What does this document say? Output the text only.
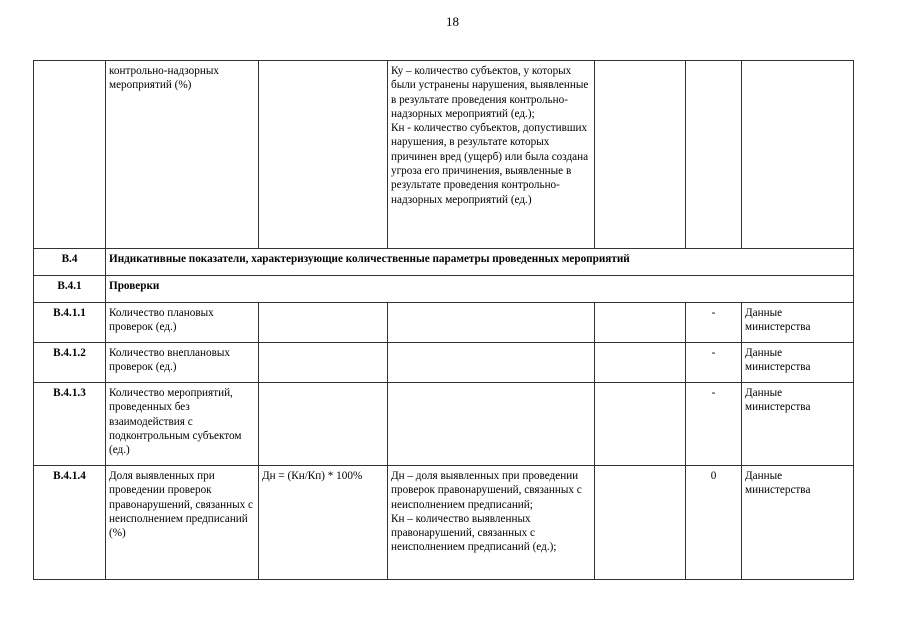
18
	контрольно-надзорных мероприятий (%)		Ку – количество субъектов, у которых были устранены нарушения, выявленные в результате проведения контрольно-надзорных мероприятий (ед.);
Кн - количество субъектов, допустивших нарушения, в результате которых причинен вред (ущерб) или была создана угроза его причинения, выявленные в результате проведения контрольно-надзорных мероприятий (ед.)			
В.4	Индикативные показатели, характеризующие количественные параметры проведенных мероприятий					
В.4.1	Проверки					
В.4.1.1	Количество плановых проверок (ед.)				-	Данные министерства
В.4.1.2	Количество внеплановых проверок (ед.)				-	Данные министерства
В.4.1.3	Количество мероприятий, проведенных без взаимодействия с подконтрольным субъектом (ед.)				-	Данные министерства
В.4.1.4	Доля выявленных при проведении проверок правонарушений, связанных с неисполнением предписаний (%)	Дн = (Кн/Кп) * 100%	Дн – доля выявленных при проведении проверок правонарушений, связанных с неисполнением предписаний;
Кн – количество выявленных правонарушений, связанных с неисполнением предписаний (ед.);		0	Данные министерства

···

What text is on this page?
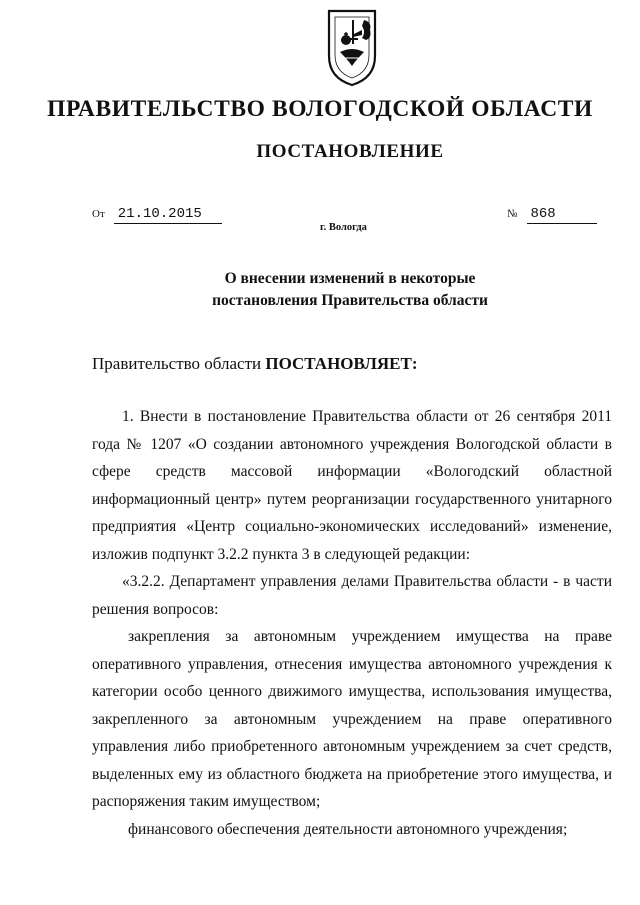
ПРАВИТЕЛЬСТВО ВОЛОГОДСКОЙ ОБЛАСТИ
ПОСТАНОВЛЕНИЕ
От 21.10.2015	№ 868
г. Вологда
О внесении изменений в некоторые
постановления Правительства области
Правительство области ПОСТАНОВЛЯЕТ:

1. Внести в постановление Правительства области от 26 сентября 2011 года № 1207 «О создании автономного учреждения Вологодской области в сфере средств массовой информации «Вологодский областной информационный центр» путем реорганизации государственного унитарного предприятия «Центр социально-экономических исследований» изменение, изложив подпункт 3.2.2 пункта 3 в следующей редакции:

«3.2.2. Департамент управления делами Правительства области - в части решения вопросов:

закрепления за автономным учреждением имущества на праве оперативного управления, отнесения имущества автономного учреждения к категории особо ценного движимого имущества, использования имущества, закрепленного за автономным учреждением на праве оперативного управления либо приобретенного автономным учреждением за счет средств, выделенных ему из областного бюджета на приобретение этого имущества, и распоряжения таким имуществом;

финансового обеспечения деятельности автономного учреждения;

···

### [Problem requirements]
Tell how many lines of the material above hold "text", answering with a bare number.

### [Output of the exercise]
2